Keep reading for some top-tier resumes for entry-level through managerial roles. That way, you’ll know what to put in your resume when applying.

Bank Teller Resume Examples

As a bank teller, you get to meet new people every day and learn valuable skills.

Whether being a bank teller is your end career goal or a stepping stone, you should know what a resume should look like when applying for this job.

Entry-Level Bank Teller Resume Example

Don’t let a lack of industry experience keep you from working in a bank. Use the experience you do have to write a compelling resume to help get yourself an interview. Then, you can use the interview to share why you’re the best person for the job.

Entry-Level Bank Teller Resume Example

Why We Suggest this Resume

This resume highlights relatable skills from other jobs to match the bank teller job description. This makes it suitable for someone with no bank experience. 

  • Type of Resume: Entry-Level Bank Teller Resume Example
  • Best For: Fresh graduates looking for entry-level jobs in the banking industry

Work Experience 1: Dry Cleaners Associate

  • Open and Close Store: Based on the scheduled shift, open or close the store on one’s own, following opening and closing protocols.
  • Cash Management: Take cash and credit card payments upon customer pickup and place cash and receipts in a safe at the end of the shift.
  • Organize Customer Items: Process intake orders and organize items based on type and material.
  • Contact Manager as Necessary: When facing a problem, contact store manager by phone.
  • Accept Clean Clothes: Take in clean clothing from the dry cleaning department and place it on the rack for customer pickup.

Work Experience 2: Food Service Cashier

  • Take Customer Orders: Enter items ordered by customers into the computer system for processing.
  • Accept Payments: Accept and process cash and credit card payments using the register and payment portals.
  • Check for Fraudulent Bills: Review larger bills ($50, $100) for signs of fraud using a light source and special pen.
  • Prepare Certain Items: Prepare salads, desserts, and drinks (drive-through) to help the kitchen staff.
  • Cover the Dining Room: Help dining room colleagues clean tables and organize the drink station when not at the register.

Project Experience

  • Organize Restaurant Dining Area: As a food service cashier, I helped improve the setup of the dining room for better customer satisfaction.
  • Create a Financial Plan: In school, I created a financial plan for a fictitious business.
  • Document Process Changes: At the dry cleaners, I helped document new processes for opening and closing.


  • Communication
  • Time management
  • Adaptability
  • Money management
  • Spanish language


  • Bachelor of Science in Finance, X State University

Licenses & Accreditations

  • Bank Teller Certificate, Y Community College

Why This Resume Works

This resume highlights two somewhat related job positions. While neither is in the banking industry, both involve working with money to some degree. The resume specifically lists how the candidate worked with cash in their prior roles.

It also shows the applicant’s ability to communicate with management. Meanwhile, the second piece of work experience shows the person’s willingness to help in other areas of the building. Plus, the skills are very relevant, from money management to the more general communication skill.

Next, the resume indicates education in the field of finance. And the applicant also obtained special certification to work as a bank teller. Modeling your resume after this one is an excellent option if you’re new to banking but have some relevant experience.

Bank Teller With No Experience Resume Example

Not only may you be new to banking, but you might be new to the working world.

------------

● **Short task 1**
In the bank teller resume text, what does the food service cashier use to check larger bills for signs of fraud?
● **Short task 2**
Carry on the bank teller resume text from where it stops.

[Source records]
------------

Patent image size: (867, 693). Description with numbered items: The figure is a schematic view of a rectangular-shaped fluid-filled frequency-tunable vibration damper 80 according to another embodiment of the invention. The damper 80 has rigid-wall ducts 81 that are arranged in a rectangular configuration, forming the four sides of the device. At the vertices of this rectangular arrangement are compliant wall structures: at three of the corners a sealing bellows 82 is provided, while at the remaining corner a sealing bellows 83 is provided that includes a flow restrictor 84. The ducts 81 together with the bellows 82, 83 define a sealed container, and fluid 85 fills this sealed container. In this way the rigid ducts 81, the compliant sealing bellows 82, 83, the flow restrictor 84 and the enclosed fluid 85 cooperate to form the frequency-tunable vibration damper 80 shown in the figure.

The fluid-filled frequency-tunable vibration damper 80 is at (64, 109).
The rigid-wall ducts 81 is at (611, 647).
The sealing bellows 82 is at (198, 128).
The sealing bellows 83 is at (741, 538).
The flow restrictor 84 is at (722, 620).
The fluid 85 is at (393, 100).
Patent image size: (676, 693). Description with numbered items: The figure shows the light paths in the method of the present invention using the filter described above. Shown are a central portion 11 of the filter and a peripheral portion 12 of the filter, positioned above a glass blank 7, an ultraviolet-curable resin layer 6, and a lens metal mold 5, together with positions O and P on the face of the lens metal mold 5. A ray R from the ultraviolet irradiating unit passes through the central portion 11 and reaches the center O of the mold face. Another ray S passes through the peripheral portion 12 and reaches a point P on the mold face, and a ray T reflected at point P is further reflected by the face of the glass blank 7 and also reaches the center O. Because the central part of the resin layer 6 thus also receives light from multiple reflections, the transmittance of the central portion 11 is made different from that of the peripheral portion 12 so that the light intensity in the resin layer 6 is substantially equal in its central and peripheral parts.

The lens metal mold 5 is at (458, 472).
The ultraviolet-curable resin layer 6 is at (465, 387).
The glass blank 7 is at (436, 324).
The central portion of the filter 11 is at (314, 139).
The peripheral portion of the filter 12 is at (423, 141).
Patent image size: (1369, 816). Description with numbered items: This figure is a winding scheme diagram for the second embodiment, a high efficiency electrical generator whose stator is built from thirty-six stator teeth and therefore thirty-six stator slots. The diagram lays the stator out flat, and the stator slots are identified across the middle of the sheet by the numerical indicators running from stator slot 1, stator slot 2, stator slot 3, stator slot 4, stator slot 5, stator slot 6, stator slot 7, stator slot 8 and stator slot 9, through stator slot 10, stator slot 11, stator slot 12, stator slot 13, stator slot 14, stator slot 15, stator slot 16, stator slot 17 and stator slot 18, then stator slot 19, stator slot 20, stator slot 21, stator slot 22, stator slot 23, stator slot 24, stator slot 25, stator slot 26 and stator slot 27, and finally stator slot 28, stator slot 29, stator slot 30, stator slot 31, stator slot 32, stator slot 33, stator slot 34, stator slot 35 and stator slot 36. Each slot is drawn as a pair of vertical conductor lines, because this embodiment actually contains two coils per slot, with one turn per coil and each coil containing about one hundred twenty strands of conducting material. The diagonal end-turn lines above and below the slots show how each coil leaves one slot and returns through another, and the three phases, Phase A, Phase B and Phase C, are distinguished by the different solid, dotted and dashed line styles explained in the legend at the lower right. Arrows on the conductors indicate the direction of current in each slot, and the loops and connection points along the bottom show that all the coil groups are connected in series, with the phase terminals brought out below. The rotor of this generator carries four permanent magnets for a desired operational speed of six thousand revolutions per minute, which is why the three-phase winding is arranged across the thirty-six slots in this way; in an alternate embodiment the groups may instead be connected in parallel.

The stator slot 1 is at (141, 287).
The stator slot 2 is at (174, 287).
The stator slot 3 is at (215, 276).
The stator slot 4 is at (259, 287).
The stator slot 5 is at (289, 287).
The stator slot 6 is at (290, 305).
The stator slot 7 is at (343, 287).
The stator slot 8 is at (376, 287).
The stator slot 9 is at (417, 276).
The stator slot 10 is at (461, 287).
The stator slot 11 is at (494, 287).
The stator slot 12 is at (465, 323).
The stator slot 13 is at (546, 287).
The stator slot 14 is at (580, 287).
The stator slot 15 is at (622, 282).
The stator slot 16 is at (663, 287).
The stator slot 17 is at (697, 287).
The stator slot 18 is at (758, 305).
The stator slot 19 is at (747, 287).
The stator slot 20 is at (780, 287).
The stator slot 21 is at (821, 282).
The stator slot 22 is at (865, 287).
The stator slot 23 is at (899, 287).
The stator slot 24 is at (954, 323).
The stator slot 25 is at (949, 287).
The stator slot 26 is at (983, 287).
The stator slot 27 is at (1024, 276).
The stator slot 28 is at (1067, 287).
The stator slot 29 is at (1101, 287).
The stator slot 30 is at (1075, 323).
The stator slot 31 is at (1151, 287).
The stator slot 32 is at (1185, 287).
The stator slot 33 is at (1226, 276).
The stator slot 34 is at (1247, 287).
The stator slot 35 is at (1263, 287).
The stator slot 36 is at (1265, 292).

------------

● **Exercise response 1**
A light source and a special pen.

● **Exercise response 2**
Fortunately, you can follow an excellent example when preparing your bank teller job applications.Your lack of experience may actually become your biggest asset.

Bank Teller With No Experience Resume Example

Why We Suggest this Resume

This resume is suitable for a bank teller with no experience because it highlights relatable skills from school projects and activities. You can customize this resume to match a job description.

  • Type of Resume: Bank Teller With No Experience Resume Example
  • Best For: Bank tellers with no experience applying for jobs
graphic showing Bank teller with no experience resume example

Work Experience 1: Campus Journalist

  • Work With the Editor on Story Ideas: Brainstorm story ideas based on current events on the university campus.
  • Interview Members of the Community: Find and interview students, faculty, and others as relevant to assigned stories.
  • Attend Weekly Staff Meetings: Meet with feature writers and editors weekly to discuss upcoming stories and receive assignments.
  • Complete Edits as Needed: When asked, complete edits to stories written before the publication deadline.
  • Help With Paper Layout: Help the design team decide on the cover story and where other stories should go.

Work Experience 2: Dog Sitter

  • Promote Service to Prospects: Market dog-sitting service using word-of-mouth, social media, and other methods.
  • Meet With New Clients: Meet with a client to discuss their needs and scheduled travel dates to set up a partnership.
  • Set Service Rates: Create a list of rates based on trip lengths or other services, such as walks.
  • Negotiate With Clients: Come to an agreed payment rate with each client based on the number of dogs and any other specific duties.
  • Collect Payment: After completion of the gig, collect payment from the client in the form of cash, check, or digital payments.

Project Experience

  • Organize Back Issues of College Newspaper: I helped the editors make copies and organize old issues for reference.
  • Conduct Sales Calls: I made sales calls to help get more clients as a dog sitter, and it helped expand my business.
  • Manage Taxes: I organized and filed all of my taxes without the help of an account but with tax software.


  • People skills
  • Flexibility
  • Money management
  • Creativity
  • Teamwork


  • Bachelor of Arts in English Summa Cum Laude, X State University

Licenses & Accreditations

  • Small Business License in X City
  • Certified Professional Pet Sitter

Why This Resume Works

While this applicant doesn’t have any experience relevant to banking, they make the most of their existing work experience. For the journalism role, they share the duties that involve working with others, a common facet of a bank teller’s position.

They did the same when listing duties as a dog sitter. Additionally, the dog sitter experience showcases how the candidate was able to manage money. Meanwhile, the project section revolves around the organization, sales, and money.

While the licenses and accreditations aren’t related to banking, they show the job seeker is willing to learn and obtain such certifications. Model your resume after this example if you have no work experience or if your prior jobs had little to do with finance.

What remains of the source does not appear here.